What needs to be done: Scan the following material for the string "migrantų" and copy each line in which it appears.
BEGIN Record set
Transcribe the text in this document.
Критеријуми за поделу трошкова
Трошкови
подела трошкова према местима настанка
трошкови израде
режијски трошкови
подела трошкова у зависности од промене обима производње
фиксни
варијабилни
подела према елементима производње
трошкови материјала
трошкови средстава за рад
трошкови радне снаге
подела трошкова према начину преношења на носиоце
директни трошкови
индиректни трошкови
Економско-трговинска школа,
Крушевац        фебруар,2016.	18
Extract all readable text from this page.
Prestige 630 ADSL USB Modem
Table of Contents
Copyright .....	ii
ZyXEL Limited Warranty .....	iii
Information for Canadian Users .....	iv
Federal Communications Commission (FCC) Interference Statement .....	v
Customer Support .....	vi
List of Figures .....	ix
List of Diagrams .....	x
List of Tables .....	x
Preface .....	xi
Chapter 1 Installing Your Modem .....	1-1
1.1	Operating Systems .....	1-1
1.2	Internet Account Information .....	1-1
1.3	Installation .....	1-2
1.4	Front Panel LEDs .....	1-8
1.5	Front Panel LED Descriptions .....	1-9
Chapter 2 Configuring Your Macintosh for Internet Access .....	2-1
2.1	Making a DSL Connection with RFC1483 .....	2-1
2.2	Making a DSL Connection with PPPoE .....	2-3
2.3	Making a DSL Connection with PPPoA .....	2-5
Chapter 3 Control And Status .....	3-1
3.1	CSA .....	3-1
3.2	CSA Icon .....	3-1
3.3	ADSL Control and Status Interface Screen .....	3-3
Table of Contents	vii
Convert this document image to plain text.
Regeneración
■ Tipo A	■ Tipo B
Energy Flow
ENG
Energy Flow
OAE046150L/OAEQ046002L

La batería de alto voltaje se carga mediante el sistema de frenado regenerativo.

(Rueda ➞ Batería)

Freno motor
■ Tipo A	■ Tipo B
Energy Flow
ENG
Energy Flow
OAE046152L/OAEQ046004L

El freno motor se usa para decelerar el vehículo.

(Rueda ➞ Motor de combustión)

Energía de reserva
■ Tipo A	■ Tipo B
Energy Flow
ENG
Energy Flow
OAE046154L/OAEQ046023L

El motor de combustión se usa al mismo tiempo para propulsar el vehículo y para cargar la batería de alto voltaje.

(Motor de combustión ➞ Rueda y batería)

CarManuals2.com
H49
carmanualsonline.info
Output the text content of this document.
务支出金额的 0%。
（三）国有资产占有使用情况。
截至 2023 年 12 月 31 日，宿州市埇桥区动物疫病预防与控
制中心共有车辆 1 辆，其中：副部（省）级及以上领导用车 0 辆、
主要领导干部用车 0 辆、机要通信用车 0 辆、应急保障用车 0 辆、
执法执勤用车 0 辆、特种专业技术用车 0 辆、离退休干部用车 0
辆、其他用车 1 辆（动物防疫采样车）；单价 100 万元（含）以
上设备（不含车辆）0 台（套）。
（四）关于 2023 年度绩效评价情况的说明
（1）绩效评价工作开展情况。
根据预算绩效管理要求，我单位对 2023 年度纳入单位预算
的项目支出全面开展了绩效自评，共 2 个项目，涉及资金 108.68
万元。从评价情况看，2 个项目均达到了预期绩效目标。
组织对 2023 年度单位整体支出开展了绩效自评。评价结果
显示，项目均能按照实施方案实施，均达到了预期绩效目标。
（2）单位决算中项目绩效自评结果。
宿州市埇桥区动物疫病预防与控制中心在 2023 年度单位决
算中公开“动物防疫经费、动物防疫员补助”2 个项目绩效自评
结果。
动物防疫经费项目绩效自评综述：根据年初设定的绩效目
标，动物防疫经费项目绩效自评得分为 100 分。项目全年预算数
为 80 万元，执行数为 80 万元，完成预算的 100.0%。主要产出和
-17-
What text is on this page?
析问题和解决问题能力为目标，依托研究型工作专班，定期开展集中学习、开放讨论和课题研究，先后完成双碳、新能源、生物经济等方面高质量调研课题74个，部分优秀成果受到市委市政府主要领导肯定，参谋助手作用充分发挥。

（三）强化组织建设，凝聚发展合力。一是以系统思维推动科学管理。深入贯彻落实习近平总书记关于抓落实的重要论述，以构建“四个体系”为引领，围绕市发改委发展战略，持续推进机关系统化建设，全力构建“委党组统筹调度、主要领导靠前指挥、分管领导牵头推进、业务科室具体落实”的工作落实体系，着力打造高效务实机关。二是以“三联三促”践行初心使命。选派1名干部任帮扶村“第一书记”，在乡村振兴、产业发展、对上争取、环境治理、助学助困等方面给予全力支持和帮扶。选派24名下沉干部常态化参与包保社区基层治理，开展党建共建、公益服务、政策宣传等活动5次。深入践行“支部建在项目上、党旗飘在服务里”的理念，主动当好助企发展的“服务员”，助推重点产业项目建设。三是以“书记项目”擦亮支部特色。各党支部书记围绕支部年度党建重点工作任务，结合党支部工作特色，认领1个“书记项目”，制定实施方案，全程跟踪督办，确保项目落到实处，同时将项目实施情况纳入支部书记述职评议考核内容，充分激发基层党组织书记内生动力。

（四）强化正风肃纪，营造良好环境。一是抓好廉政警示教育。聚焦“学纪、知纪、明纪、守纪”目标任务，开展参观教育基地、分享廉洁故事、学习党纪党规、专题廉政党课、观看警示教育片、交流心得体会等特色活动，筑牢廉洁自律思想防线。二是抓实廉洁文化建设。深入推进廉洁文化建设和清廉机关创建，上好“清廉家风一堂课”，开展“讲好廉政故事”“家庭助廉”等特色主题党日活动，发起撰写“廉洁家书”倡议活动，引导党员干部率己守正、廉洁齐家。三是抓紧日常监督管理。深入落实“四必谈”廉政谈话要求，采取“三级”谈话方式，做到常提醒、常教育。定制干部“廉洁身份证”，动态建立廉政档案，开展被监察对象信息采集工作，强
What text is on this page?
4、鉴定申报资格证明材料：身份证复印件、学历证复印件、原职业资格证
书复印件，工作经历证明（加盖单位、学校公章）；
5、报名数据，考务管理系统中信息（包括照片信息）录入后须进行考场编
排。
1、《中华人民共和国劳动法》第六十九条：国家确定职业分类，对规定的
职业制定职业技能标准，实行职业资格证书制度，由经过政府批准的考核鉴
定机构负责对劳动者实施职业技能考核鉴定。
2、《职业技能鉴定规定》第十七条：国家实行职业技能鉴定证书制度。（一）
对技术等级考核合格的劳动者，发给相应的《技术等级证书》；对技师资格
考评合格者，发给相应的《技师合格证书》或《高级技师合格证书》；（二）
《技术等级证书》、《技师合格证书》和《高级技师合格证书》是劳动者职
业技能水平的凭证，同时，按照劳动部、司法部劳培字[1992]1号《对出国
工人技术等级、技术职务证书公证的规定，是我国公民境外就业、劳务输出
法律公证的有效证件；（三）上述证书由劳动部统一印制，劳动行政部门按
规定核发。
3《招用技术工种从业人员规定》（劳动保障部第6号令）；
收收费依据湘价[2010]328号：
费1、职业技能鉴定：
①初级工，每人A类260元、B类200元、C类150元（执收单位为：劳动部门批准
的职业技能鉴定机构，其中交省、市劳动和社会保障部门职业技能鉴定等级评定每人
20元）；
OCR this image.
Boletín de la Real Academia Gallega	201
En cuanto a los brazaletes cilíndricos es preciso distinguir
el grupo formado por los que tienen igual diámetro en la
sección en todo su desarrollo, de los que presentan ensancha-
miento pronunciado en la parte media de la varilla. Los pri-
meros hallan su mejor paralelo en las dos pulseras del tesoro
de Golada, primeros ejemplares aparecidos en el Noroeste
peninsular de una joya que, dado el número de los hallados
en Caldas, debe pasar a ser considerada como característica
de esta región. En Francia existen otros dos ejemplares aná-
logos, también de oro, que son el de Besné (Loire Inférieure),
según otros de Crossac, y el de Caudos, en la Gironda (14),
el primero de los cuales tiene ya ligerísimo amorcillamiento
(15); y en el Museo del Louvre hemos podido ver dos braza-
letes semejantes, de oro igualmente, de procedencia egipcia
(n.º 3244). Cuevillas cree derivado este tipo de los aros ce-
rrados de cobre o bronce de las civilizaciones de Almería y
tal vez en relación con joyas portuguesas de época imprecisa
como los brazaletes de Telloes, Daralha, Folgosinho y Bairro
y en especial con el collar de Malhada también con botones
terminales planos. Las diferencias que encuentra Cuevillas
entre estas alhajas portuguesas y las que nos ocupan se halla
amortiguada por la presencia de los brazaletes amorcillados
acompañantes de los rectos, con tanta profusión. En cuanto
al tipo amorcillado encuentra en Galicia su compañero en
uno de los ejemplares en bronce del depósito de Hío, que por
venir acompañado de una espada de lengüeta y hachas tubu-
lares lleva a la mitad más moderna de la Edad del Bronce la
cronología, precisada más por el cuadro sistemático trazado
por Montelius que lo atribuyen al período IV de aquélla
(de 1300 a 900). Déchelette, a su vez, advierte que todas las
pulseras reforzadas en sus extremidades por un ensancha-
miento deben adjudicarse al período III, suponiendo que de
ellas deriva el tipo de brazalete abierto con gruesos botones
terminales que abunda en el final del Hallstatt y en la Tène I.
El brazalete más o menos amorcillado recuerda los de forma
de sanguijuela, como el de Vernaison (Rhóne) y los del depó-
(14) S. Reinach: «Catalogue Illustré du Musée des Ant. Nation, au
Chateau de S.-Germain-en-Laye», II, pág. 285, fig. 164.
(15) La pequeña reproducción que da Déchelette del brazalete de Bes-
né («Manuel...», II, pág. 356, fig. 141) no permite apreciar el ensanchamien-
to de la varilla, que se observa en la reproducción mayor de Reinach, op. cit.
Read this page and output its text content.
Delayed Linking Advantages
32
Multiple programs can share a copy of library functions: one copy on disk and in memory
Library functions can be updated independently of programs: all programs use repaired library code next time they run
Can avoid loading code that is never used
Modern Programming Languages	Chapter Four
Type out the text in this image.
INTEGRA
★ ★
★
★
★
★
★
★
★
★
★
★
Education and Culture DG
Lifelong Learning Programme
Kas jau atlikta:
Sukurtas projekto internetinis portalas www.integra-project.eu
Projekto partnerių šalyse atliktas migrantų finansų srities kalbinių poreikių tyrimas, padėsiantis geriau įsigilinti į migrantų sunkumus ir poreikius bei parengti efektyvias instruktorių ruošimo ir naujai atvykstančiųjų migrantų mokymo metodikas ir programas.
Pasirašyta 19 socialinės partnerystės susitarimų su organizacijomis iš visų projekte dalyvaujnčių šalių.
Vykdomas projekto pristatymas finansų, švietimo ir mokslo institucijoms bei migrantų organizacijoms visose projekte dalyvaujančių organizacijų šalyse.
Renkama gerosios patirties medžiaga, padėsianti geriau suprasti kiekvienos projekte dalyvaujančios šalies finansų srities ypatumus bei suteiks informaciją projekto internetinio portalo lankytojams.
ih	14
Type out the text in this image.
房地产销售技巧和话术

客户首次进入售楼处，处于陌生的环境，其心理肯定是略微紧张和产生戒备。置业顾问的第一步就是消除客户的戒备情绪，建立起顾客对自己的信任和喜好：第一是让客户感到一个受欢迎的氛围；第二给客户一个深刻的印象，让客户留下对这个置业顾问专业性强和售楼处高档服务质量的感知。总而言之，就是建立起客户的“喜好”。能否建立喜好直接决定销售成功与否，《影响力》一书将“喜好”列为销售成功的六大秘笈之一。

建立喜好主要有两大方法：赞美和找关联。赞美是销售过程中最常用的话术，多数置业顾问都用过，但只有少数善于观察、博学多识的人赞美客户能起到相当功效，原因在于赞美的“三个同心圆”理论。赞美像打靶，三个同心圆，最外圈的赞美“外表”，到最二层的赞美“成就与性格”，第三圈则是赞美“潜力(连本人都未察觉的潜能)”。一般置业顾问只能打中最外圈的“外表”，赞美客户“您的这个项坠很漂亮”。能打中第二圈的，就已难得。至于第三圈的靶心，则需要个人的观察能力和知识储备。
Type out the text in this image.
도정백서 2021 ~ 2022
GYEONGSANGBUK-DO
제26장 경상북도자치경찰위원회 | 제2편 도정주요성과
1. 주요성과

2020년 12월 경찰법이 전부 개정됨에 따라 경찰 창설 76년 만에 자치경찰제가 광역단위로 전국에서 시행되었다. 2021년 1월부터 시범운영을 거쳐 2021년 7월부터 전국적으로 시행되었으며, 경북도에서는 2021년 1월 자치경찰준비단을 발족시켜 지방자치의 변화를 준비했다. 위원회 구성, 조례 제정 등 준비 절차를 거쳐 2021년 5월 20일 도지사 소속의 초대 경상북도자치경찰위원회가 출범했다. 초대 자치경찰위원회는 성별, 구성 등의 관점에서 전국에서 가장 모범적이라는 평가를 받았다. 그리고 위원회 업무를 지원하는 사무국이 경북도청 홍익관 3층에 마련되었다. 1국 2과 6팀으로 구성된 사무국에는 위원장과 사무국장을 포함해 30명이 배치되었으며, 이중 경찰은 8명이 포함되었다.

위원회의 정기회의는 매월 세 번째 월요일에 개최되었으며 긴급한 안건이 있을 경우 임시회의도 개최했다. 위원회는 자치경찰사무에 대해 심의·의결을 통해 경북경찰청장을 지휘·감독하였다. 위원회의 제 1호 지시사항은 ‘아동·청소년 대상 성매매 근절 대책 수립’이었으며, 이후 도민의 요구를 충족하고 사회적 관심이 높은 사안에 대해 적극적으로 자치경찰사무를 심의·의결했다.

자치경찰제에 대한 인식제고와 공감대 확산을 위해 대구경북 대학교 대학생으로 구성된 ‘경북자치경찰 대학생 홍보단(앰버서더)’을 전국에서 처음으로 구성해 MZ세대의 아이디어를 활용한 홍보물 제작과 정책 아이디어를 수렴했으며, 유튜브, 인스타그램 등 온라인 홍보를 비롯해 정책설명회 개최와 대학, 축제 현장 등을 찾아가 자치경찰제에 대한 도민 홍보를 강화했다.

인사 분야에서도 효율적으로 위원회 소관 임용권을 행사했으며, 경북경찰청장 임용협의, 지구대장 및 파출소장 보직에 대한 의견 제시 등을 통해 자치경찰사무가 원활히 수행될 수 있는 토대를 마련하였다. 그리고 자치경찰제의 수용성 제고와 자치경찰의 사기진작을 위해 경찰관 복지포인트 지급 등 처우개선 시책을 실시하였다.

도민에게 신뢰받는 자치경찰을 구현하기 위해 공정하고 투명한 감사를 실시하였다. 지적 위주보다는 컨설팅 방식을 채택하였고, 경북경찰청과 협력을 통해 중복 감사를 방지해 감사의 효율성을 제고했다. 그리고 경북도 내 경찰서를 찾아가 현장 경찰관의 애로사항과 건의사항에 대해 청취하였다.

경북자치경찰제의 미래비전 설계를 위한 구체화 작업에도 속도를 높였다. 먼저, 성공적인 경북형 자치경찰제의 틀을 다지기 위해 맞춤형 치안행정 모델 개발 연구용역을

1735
END Record set
Task response:
Projekto partnerių šalyse atliktas migrantų finansų srities kalbinių poreikių tyrimas, padėsiantis geriau įsigilinti į migrantų sunkumus ir poreikius bei parengti efektyvias instruktorių ruošimo ir naujai atvykstančiųjų migrantų mokymo metodikas ir programas.
Vykdomas projekto pristatymas finansų, švietimo ir mokslo institucijoms bei migrantų organizacijoms visose projekte dalyvaujančių organizacijų šalyse.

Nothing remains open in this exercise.